* start Stored rows *
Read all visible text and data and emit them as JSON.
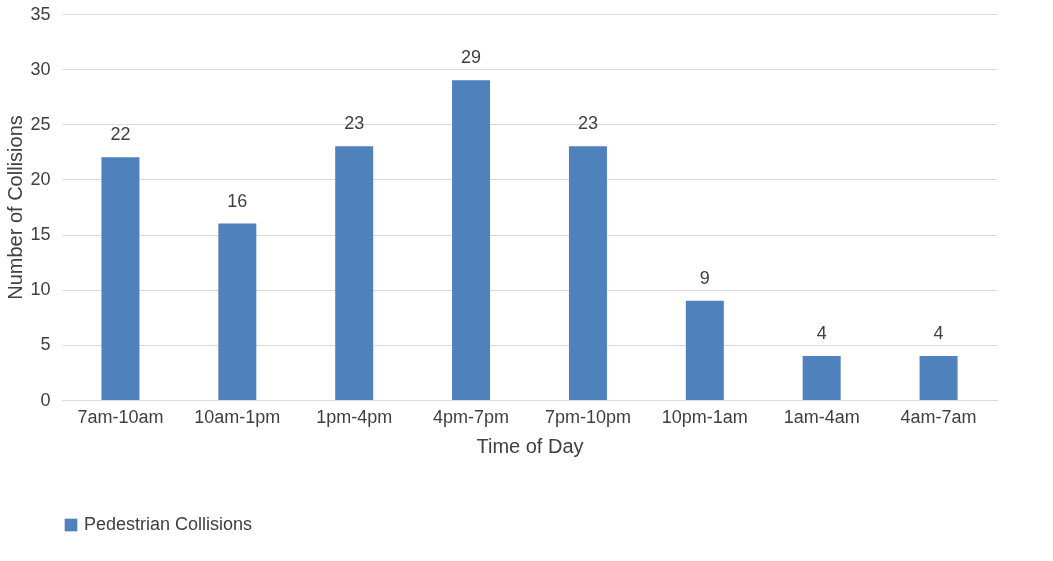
{
  "chart_data": {
    "type": "bar",
    "xlabel": "Time of Day",
    "ylabel": "Number of Collisions",
    "categories": [
      "7am-10am",
      "10am-1pm",
      "1pm-4pm",
      "4pm-7pm",
      "7pm-10pm",
      "10pm-1am",
      "1am-4am",
      "4am-7am"
    ],
    "series": [
      {
        "name": "Pedestrian Collisions",
        "color": "#4f81bd",
        "values": [
          22,
          16,
          23,
          29,
          23,
          9,
          4,
          4
        ]
      }
    ],
    "ylim": [
      0,
      35
    ],
    "yticks": [
      0,
      5,
      10,
      15,
      20,
      25,
      30,
      35
    ],
    "grid": "y",
    "legend": "bottom",
    "data_labels": true
  }
}
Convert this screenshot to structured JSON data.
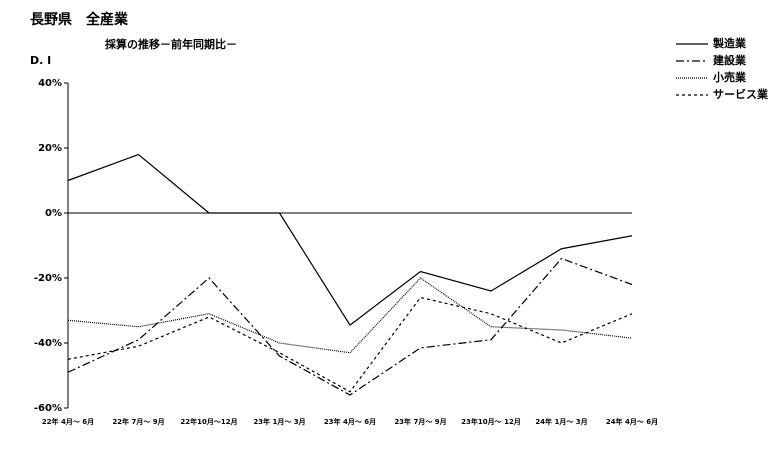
{
  "chart_data": {
    "type": "line",
    "title": "長野県　全産業",
    "subtitle": "採算の推移－前年同期比－",
    "y_label": "D. I",
    "categories": [
      "22年 4月～ 6月",
      "22年 7月～ 9月",
      "22年10月～12月",
      "23年 1月～ 3月",
      "23年 4月～ 6月",
      "23年 7月～ 9月",
      "23年10月～ 12月",
      "24年 1月～ 3月",
      "24年 4月～ 6月"
    ],
    "series": [
      {
        "name": "製造業",
        "color": "#000000",
        "dash": "",
        "values": [
          10,
          18,
          0,
          0,
          -34.5,
          -18,
          -24,
          -11,
          -7
        ]
      },
      {
        "name": "建設業",
        "color": "#000000",
        "dash": "8 3 2 3",
        "values": [
          -49,
          -39,
          -20,
          -44,
          -56,
          -41.5,
          -39,
          -14,
          -22
        ]
      },
      {
        "name": "小売業",
        "color": "#000000",
        "dash": "1 1",
        "values": [
          -33,
          -35,
          -31,
          -40,
          -43,
          -20,
          -35,
          -36,
          -38.5
        ]
      },
      {
        "name": "サービス業",
        "color": "#000000",
        "dash": "3 3",
        "values": [
          -45,
          -41,
          -32,
          -43,
          -55,
          -26,
          -31,
          -40,
          -31
        ]
      }
    ],
    "ylim": [
      -60,
      40
    ],
    "yticks": [
      {
        "value": -60,
        "label": "-60%"
      },
      {
        "value": -40,
        "label": "-40%"
      },
      {
        "value": -20,
        "label": "-20%"
      },
      {
        "value": 0,
        "label": "0%"
      },
      {
        "value": 20,
        "label": "20%"
      },
      {
        "value": 40,
        "label": "40%"
      }
    ]
  }
}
* end Stored rows *
Your job is to transcribe the entries above exactly; skip the pictures.

Read all visible text and data and emit them as JSON.
{
  "chart_data": {
    "type": "bar",
    "xlabel": "Time of Day",
    "ylabel": "Number of Collisions",
    "categories": [
      "7am-10am",
      "10am-1pm",
      "1pm-4pm",
      "4pm-7pm",
      "7pm-10pm",
      "10pm-1am",
      "1am-4am",
      "4am-7am"
    ],
    "series": [
      {
        "name": "Pedestrian Collisions",
        "color": "#4f81bd",
        "values": [
          22,
          16,
          23,
          29,
          23,
          9,
          4,
          4
        ]
      }
    ],
    "ylim": [
      0,
      35
    ],
    "yticks": [
      0,
      5,
      10,
      15,
      20,
      25,
      30,
      35
    ],
    "grid": "y",
    "legend": "bottom",
    "data_labels": true
  }
}
Convert this screenshot to structured JSON data.
{
  "chart_data": {
    "type": "line",
    "title": "長野県　全産業",
    "subtitle": "採算の推移－前年同期比－",
    "y_label": "D. I",
    "categories": [
      "22年 4月～ 6月",
      "22年 7月～ 9月",
      "22年10月～12月",
      "23年 1月～ 3月",
      "23年 4月～ 6月",
      "23年 7月～ 9月",
      "23年10月～ 12月",
      "24年 1月～ 3月",
      "24年 4月～ 6月"
    ],
    "series": [
      {
        "name": "製造業",
        "color": "#000000",
        "dash": "",
        "values": [
          10,
          18,
          0,
          0,
          -34.5,
          -18,
          -24,
          -11,
          -7
        ]
      },
      {
        "name": "建設業",
        "color": "#000000",
        "dash": "8 3 2 3",
        "values": [
          -49,
          -39,
          -20,
          -44,
          -56,
          -41.5,
          -39,
          -14,
          -22
        ]
      },
      {
        "name": "小売業",
        "color": "#000000",
        "dash": "1 1",
        "values": [
          -33,
          -35,
          -31,
          -40,
          -43,
          -20,
          -35,
          -36,
          -38.5
        ]
      },
      {
        "name": "サービス業",
        "color": "#000000",
        "dash": "3 3",
        "values": [
          -45,
          -41,
          -32,
          -43,
          -55,
          -26,
          -31,
          -40,
          -31
        ]
      }
    ],
    "ylim": [
      -60,
      40
    ],
    "yticks": [
      {
        "value": -60,
        "label": "-60%"
      },
      {
        "value": -40,
        "label": "-40%"
      },
      {
        "value": -20,
        "label": "-20%"
      },
      {
        "value": 0,
        "label": "0%"
      },
      {
        "value": 20,
        "label": "20%"
      },
      {
        "value": 40,
        "label": "40%"
      }
    ]
  }
}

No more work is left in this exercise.